§ Request: Write out each line beneath this one exactly as it reads.

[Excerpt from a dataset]

########

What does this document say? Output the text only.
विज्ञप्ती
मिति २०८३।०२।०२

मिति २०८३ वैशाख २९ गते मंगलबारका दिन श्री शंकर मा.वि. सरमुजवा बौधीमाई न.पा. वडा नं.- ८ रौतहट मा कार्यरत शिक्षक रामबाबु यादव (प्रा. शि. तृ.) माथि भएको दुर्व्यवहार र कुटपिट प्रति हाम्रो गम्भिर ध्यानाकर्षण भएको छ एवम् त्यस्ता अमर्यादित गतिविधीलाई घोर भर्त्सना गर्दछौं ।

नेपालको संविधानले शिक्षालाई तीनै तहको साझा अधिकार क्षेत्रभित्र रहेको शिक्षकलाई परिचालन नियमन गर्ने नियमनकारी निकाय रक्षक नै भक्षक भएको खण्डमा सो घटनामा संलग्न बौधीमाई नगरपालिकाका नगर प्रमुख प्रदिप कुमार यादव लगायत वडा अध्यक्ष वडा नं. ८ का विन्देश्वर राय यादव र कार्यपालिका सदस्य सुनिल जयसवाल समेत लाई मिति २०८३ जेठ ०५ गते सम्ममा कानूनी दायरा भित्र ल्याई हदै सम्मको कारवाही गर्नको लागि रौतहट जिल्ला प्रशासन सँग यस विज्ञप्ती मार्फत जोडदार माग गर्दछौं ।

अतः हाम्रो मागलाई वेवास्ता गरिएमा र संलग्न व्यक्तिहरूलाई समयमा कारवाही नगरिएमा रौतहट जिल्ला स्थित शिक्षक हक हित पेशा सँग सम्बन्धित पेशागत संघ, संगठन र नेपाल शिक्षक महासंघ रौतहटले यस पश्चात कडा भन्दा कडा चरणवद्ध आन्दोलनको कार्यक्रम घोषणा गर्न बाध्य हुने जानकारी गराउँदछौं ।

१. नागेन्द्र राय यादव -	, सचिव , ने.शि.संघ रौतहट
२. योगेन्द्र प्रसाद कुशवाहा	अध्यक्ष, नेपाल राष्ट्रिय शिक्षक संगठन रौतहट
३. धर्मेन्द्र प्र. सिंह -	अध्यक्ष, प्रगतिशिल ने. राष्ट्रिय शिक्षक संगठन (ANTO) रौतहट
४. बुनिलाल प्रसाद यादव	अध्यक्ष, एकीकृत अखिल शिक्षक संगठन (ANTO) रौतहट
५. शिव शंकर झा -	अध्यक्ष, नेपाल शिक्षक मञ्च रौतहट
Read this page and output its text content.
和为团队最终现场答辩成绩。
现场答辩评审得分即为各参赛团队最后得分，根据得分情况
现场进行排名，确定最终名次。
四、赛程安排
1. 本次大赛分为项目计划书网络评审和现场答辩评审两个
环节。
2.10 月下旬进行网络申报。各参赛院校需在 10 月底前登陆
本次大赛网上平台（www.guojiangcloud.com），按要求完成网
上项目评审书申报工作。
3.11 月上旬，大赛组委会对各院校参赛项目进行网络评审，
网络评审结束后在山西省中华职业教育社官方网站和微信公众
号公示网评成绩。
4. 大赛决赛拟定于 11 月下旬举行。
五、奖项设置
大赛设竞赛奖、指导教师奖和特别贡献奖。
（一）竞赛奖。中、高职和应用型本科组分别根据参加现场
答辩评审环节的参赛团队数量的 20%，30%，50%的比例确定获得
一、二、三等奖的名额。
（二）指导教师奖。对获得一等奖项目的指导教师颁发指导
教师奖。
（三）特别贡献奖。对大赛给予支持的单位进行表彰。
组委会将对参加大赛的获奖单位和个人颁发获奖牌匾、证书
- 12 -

########

§ Task response:
What does this document say? Output the text only.
विज्ञप्ती
मिति २०८३।०२।०२

मिति २०८३ वैशाख २९ गते मंगलबारका दिन श्री शंकर मा.वि. सरमुजवा बौधीमाई न.पा. वडा नं.- ८ रौतहट मा कार्यरत शिक्षक रामबाबु यादव (प्रा. शि. तृ.) माथि भएको दुर्व्यवहार र कुटपिट प्रति हाम्रो गम्भिर ध्यानाकर्षण भएको छ एवम् त्यस्ता अमर्यादित गतिविधीलाई घोर भर्त्सना गर्दछौं ।

नेपालको संविधानले शिक्षालाई तीनै तहको साझा अधिकार क्षेत्रभित्र रहेको शिक्षकलाई परिचालन नियमन गर्ने नियमनकारी निकाय रक्षक नै भक्षक भएको खण्डमा सो घटनामा संलग्न बौधीमाई नगरपालिकाका नगर प्रमुख प्रदिप कुमार यादव लगायत वडा अध्यक्ष वडा नं. ८ का विन्देश्वर राय यादव र कार्यपालिका सदस्य सुनिल जयसवाल समेत लाई मिति २०८३ जेठ ०५ गते सम्ममा कानूनी दायरा भित्र ल्याई हदै सम्मको कारवाही गर्नको लागि रौतहट जिल्ला प्रशासन सँग यस विज्ञप्ती मार्फत जोडदार माग गर्दछौं ।

अतः हाम्रो मागलाई वेवास्ता गरिएमा र संलग्न व्यक्तिहरूलाई समयमा कारवाही नगरिएमा रौतहट जिल्ला स्थित शिक्षक हक हित पेशा सँग सम्बन्धित पेशागत संघ, संगठन र नेपाल शिक्षक महासंघ रौतहटले यस पश्चात कडा भन्दा कडा चरणवद्ध आन्दोलनको कार्यक्रम घोषणा गर्न बाध्य हुने जानकारी गराउँदछौं ।

१. नागेन्द्र राय यादव -	, सचिव , ने.शि.संघ रौतहट
२. योगेन्द्र प्रसाद कुशवाहा	अध्यक्ष, नेपाल राष्ट्रिय शिक्षक संगठन रौतहट
३. धर्मेन्द्र प्र. सिंह -	अध्यक्ष, प्रगतिशिल ने. राष्ट्रिय शिक्षक संगठन (ANTO) रौतहट
४. बुनिलाल प्रसाद यादव	अध्यक्ष, एकीकृत अखिल शिक्षक संगठन (ANTO) रौतहट
५. शिव शंकर झा -	अध्यक्ष, नेपाल शिक्षक मञ्च रौतहट
Read this page and output its text content.
和为团队最终现场答辩成绩。
现场答辩评审得分即为各参赛团队最后得分，根据得分情况
现场进行排名，确定最终名次。
四、赛程安排
1. 本次大赛分为项目计划书网络评审和现场答辩评审两个
环节。
2.10 月下旬进行网络申报。各参赛院校需在 10 月底前登陆
本次大赛网上平台（www.guojiangcloud.com），按要求完成网
上项目评审书申报工作。
3.11 月上旬，大赛组委会对各院校参赛项目进行网络评审，
网络评审结束后在山西省中华职业教育社官方网站和微信公众
号公示网评成绩。
4. 大赛决赛拟定于 11 月下旬举行。
五、奖项设置
大赛设竞赛奖、指导教师奖和特别贡献奖。
（一）竞赛奖。中、高职和应用型本科组分别根据参加现场
答辩评审环节的参赛团队数量的 20%，30%，50%的比例确定获得
一、二、三等奖的名额。
（二）指导教师奖。对获得一等奖项目的指导教师颁发指导
教师奖。
（三）特别贡献奖。对大赛给予支持的单位进行表彰。
组委会将对参加大赛的获奖单位和个人颁发获奖牌匾、证书
- 12 -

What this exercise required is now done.